In the material below, list every line carrying the string "hpAutoFibs".

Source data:
^^^^^^^^^^^^^^^^
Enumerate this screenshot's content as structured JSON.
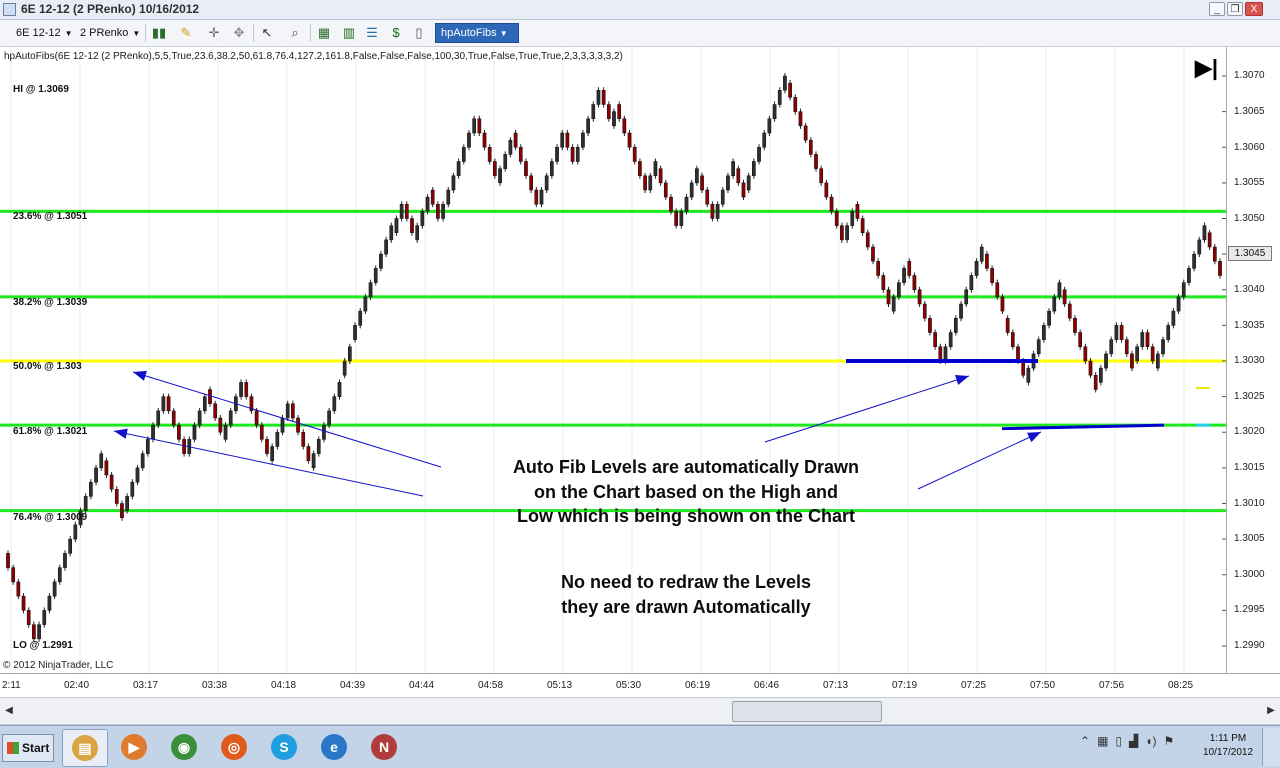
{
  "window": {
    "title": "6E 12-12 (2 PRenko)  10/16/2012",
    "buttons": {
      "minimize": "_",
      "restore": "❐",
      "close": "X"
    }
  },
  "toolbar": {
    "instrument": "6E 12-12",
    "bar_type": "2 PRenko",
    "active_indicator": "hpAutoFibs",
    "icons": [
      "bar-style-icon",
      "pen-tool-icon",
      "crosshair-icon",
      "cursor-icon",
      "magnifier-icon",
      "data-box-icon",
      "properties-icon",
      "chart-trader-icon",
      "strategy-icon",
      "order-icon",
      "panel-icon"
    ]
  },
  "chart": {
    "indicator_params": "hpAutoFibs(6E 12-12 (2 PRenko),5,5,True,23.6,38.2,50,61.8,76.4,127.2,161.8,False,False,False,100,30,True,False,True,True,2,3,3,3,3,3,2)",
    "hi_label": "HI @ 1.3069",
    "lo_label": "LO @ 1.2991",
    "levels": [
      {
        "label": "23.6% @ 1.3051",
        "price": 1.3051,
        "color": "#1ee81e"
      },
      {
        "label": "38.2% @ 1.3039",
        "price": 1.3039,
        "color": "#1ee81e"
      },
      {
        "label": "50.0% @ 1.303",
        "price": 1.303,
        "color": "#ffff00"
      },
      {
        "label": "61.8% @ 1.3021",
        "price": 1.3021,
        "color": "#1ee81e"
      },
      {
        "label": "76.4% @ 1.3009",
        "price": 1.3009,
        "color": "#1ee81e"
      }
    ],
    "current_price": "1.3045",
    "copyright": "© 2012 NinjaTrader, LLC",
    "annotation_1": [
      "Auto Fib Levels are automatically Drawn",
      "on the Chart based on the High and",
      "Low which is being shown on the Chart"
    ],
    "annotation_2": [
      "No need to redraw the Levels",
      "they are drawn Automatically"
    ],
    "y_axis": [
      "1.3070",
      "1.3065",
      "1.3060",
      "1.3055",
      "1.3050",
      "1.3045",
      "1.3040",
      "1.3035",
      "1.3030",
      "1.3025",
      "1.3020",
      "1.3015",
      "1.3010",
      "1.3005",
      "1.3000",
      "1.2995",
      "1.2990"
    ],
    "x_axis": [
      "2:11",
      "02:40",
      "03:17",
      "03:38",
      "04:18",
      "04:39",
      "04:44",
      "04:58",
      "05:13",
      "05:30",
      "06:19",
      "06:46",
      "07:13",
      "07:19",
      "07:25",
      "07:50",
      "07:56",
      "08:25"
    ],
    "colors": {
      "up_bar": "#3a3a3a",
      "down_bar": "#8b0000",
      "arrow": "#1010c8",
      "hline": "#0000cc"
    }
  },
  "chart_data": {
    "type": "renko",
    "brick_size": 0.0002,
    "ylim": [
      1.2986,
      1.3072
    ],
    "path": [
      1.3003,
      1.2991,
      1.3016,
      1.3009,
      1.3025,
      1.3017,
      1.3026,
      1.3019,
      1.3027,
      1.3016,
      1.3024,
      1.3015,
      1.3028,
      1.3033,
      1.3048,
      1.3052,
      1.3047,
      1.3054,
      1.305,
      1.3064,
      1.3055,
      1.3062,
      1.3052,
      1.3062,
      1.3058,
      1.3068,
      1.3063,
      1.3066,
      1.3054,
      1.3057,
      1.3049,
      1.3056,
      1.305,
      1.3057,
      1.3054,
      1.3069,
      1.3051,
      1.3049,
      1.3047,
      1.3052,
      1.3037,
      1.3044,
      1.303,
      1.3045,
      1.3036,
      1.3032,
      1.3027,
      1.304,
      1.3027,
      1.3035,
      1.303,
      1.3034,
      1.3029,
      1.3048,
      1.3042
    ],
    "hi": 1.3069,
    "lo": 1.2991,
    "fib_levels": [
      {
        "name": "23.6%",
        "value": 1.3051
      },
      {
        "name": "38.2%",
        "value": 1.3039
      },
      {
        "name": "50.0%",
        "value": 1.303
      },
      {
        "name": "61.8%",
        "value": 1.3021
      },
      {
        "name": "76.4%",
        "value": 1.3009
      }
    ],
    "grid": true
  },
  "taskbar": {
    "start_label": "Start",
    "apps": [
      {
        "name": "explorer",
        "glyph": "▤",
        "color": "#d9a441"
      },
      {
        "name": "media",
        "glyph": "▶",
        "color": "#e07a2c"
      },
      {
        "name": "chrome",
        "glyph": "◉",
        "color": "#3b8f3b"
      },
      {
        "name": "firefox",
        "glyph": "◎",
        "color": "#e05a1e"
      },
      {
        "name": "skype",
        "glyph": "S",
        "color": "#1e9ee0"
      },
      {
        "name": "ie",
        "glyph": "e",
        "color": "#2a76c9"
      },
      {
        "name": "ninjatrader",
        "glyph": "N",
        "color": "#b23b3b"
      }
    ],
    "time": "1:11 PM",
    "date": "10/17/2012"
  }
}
^^^^^^^^^^^^^^^^
§ **Solution below**:
    "active_indicator": "hpAutoFibs",
    "indicator_params": "hpAutoFibs(6E 12-12 (2 PRenko),5,5,True,23.6,38.2,50,61.8,76.4,127.2,161.8,False,False,False,100,30,True,False,True,True,2,3,3,3,3,3,2)",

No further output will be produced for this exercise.